* **Do this**
Exclude the pictures and reproduce the remaining data exactly as written.

Data entries
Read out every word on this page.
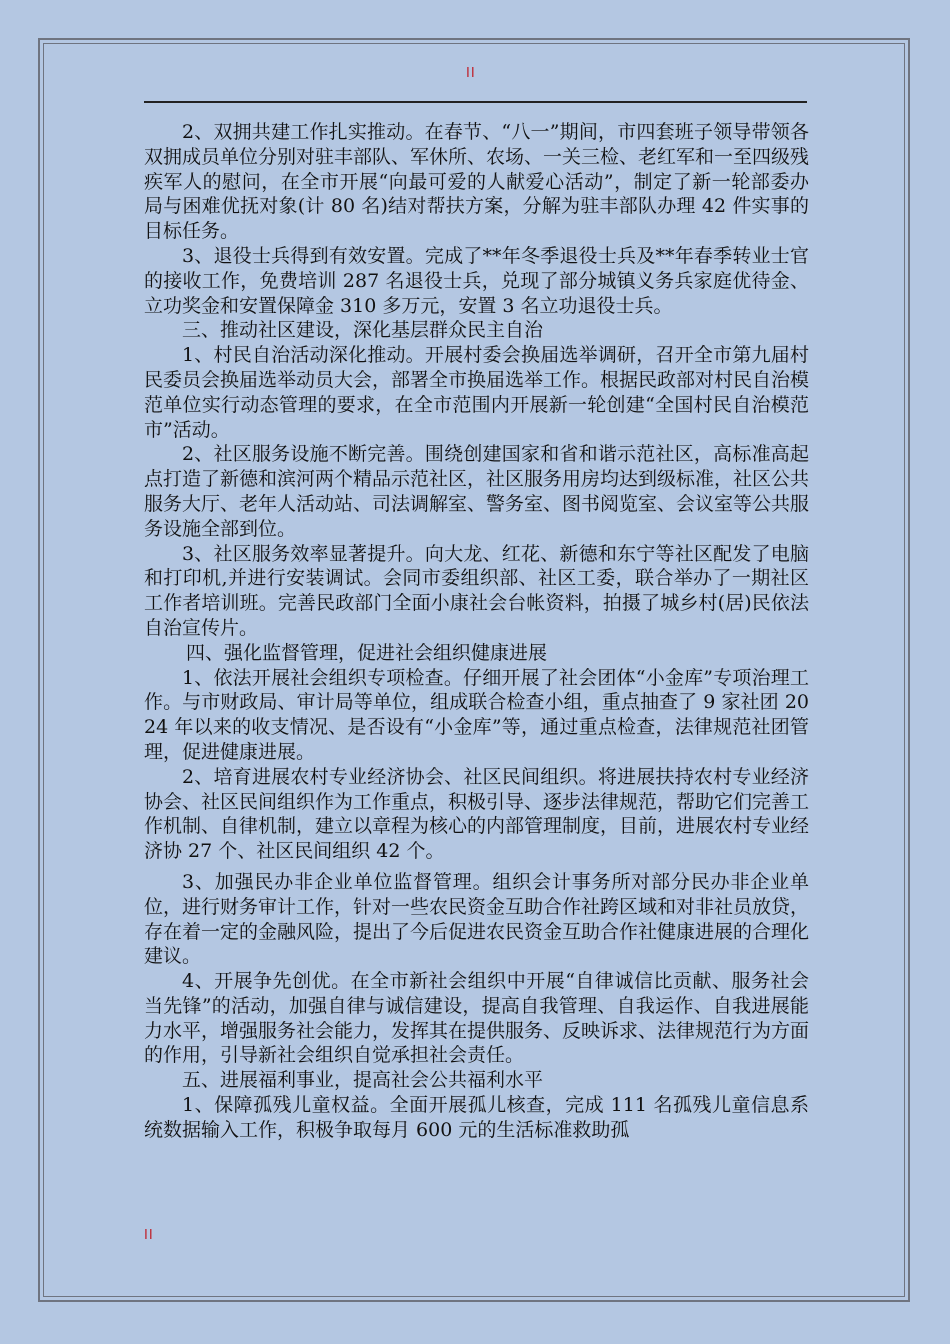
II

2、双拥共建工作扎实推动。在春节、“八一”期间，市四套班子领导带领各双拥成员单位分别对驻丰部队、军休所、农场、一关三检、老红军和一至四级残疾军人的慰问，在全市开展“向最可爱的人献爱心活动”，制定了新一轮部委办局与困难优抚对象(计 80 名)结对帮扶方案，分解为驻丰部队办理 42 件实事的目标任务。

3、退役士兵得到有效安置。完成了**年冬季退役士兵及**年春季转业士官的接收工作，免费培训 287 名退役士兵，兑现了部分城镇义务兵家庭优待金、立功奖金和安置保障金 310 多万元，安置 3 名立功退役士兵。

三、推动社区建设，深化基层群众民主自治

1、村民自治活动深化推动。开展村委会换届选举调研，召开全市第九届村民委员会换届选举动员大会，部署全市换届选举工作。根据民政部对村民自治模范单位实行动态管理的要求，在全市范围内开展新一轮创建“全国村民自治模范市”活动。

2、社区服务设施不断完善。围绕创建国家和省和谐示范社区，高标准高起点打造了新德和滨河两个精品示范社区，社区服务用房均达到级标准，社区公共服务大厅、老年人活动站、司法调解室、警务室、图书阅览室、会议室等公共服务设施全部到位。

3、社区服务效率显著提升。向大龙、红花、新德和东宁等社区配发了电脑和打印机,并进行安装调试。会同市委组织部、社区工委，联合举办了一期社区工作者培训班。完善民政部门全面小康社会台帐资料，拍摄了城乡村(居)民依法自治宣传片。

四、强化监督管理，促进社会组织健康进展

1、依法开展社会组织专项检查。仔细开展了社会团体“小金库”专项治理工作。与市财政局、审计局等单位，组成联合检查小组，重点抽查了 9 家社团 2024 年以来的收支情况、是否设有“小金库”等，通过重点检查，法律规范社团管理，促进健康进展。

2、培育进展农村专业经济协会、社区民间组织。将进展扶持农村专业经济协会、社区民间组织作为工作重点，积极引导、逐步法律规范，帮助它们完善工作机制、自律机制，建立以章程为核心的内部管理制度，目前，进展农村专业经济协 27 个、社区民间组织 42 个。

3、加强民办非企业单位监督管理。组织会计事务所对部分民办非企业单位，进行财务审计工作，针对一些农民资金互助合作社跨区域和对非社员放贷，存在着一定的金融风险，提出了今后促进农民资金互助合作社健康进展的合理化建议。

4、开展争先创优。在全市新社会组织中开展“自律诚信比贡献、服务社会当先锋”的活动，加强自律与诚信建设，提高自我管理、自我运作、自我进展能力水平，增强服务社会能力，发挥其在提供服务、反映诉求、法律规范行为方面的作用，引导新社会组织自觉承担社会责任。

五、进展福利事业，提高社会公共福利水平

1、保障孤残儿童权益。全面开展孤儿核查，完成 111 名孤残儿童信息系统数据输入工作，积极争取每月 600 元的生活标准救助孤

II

* **Exercise response**
Read out every word on this page.
II

2、双拥共建工作扎实推动。在春节、“八一”期间，市四套班子领导带领各双拥成员单位分别对驻丰部队、军休所、农场、一关三检、老红军和一至四级残疾军人的慰问，在全市开展“向最可爱的人献爱心活动”，制定了新一轮部委办局与困难优抚对象(计 80 名)结对帮扶方案，分解为驻丰部队办理 42 件实事的目标任务。

3、退役士兵得到有效安置。完成了**年冬季退役士兵及**年春季转业士官的接收工作，免费培训 287 名退役士兵，兑现了部分城镇义务兵家庭优待金、立功奖金和安置保障金 310 多万元，安置 3 名立功退役士兵。

三、推动社区建设，深化基层群众民主自治

1、村民自治活动深化推动。开展村委会换届选举调研，召开全市第九届村民委员会换届选举动员大会，部署全市换届选举工作。根据民政部对村民自治模范单位实行动态管理的要求，在全市范围内开展新一轮创建“全国村民自治模范市”活动。

2、社区服务设施不断完善。围绕创建国家和省和谐示范社区，高标准高起点打造了新德和滨河两个精品示范社区，社区服务用房均达到级标准，社区公共服务大厅、老年人活动站、司法调解室、警务室、图书阅览室、会议室等公共服务设施全部到位。

3、社区服务效率显著提升。向大龙、红花、新德和东宁等社区配发了电脑和打印机,并进行安装调试。会同市委组织部、社区工委，联合举办了一期社区工作者培训班。完善民政部门全面小康社会台帐资料，拍摄了城乡村(居)民依法自治宣传片。

四、强化监督管理，促进社会组织健康进展

1、依法开展社会组织专项检查。仔细开展了社会团体“小金库”专项治理工作。与市财政局、审计局等单位，组成联合检查小组，重点抽查了 9 家社团 2024 年以来的收支情况、是否设有“小金库”等，通过重点检查，法律规范社团管理，促进健康进展。

2、培育进展农村专业经济协会、社区民间组织。将进展扶持农村专业经济协会、社区民间组织作为工作重点，积极引导、逐步法律规范，帮助它们完善工作机制、自律机制，建立以章程为核心的内部管理制度，目前，进展农村专业经济协 27 个、社区民间组织 42 个。

3、加强民办非企业单位监督管理。组织会计事务所对部分民办非企业单位，进行财务审计工作，针对一些农民资金互助合作社跨区域和对非社员放贷，存在着一定的金融风险，提出了今后促进农民资金互助合作社健康进展的合理化建议。

4、开展争先创优。在全市新社会组织中开展“自律诚信比贡献、服务社会当先锋”的活动，加强自律与诚信建设，提高自我管理、自我运作、自我进展能力水平，增强服务社会能力，发挥其在提供服务、反映诉求、法律规范行为方面的作用，引导新社会组织自觉承担社会责任。

五、进展福利事业，提高社会公共福利水平

1、保障孤残儿童权益。全面开展孤儿核查，完成 111 名孤残儿童信息系统数据输入工作，积极争取每月 600 元的生活标准救助孤

II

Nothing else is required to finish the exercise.